- [Exercise task]: Filter for the word "this" and keep each matching line.

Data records
┌──

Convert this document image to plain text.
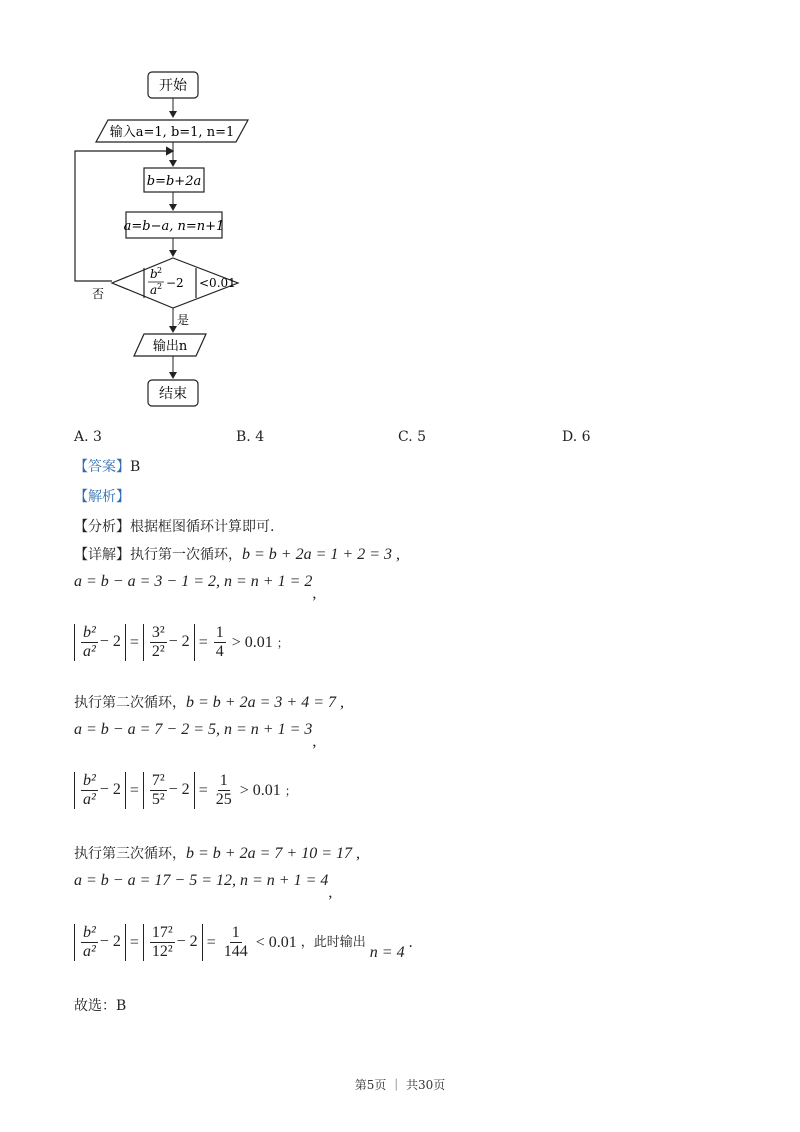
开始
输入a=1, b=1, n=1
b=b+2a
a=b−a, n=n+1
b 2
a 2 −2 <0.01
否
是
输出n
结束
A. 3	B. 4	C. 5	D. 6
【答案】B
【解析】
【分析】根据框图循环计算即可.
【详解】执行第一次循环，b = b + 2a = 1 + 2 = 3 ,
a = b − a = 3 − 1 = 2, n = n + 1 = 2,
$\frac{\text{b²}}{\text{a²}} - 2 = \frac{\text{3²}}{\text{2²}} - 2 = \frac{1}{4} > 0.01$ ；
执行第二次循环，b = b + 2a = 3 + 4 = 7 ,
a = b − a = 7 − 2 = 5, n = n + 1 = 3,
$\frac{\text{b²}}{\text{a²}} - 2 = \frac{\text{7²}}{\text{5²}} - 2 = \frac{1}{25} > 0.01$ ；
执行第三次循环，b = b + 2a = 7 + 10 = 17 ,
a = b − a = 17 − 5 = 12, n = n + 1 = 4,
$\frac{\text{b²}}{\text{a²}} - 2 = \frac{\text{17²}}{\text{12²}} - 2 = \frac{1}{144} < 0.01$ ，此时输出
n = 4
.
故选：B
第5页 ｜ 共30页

└──
┌──

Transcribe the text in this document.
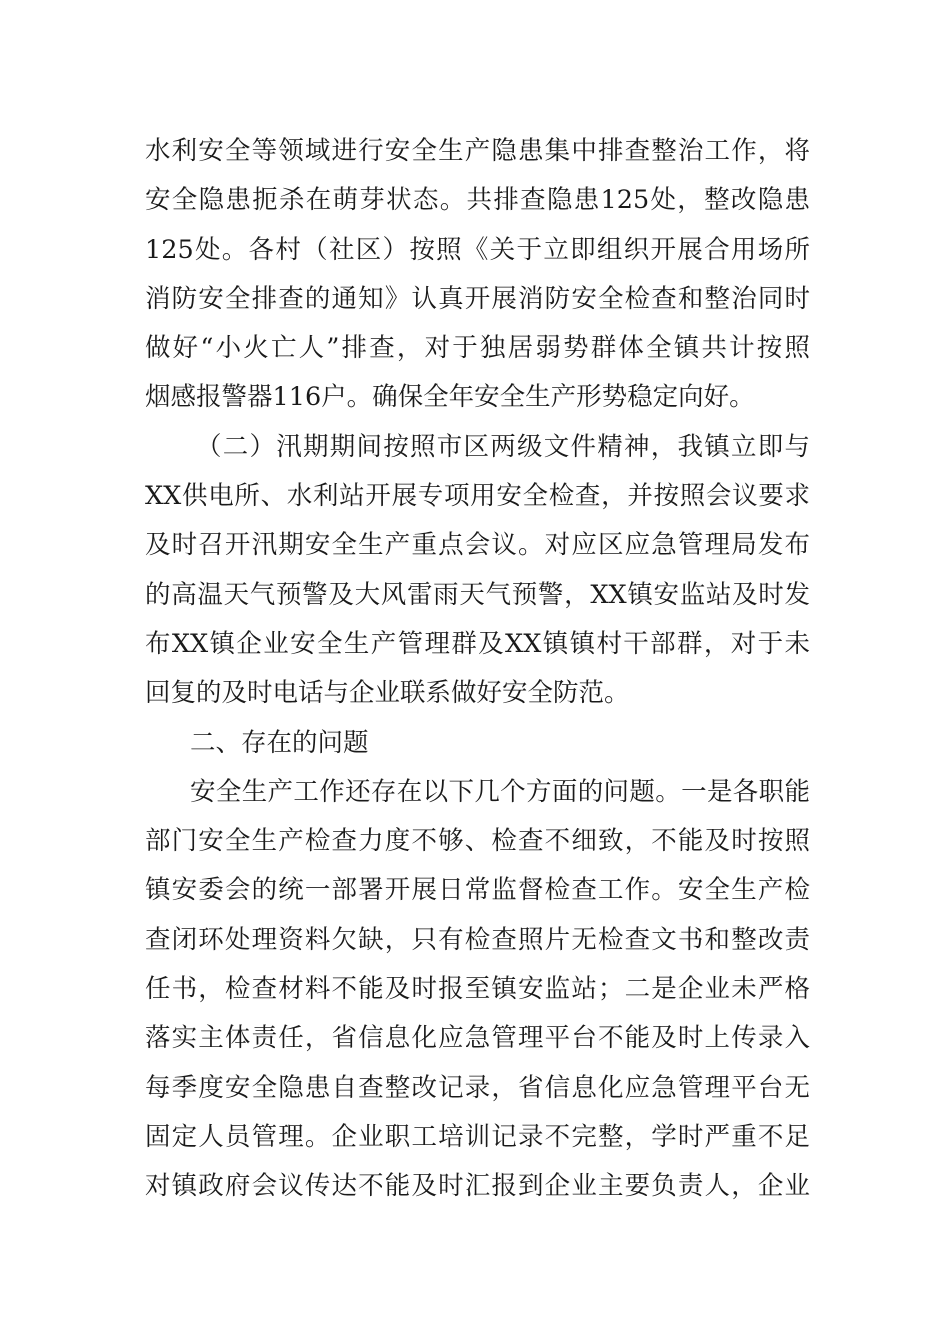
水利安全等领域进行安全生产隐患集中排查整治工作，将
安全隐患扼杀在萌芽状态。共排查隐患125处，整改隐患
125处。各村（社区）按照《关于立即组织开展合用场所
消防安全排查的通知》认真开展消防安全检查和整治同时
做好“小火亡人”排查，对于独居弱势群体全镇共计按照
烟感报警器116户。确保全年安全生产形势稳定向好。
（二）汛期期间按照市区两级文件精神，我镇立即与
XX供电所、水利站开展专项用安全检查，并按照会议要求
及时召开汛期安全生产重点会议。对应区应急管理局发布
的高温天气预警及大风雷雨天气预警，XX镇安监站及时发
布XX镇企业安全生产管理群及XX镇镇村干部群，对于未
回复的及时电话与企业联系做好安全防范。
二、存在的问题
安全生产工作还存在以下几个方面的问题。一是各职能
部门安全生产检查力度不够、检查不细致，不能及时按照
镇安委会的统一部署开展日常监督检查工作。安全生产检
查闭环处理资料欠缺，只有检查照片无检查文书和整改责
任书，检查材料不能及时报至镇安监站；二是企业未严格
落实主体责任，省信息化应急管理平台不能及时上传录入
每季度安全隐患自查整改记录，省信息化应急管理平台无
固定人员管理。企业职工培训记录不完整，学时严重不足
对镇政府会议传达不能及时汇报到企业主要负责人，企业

└──
┌──

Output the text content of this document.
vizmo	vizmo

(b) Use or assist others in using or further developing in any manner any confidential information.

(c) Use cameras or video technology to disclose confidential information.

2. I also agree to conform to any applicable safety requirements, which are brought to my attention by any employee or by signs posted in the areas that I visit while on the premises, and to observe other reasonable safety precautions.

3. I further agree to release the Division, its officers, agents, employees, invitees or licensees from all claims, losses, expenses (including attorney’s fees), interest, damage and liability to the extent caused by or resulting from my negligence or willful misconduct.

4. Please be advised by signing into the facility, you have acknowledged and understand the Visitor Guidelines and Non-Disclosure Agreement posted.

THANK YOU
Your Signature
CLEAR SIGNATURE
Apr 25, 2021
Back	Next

└──

- [Result]:
Convert this document image to plain text.
Transcribe the text in this document.
Output the text content of this document.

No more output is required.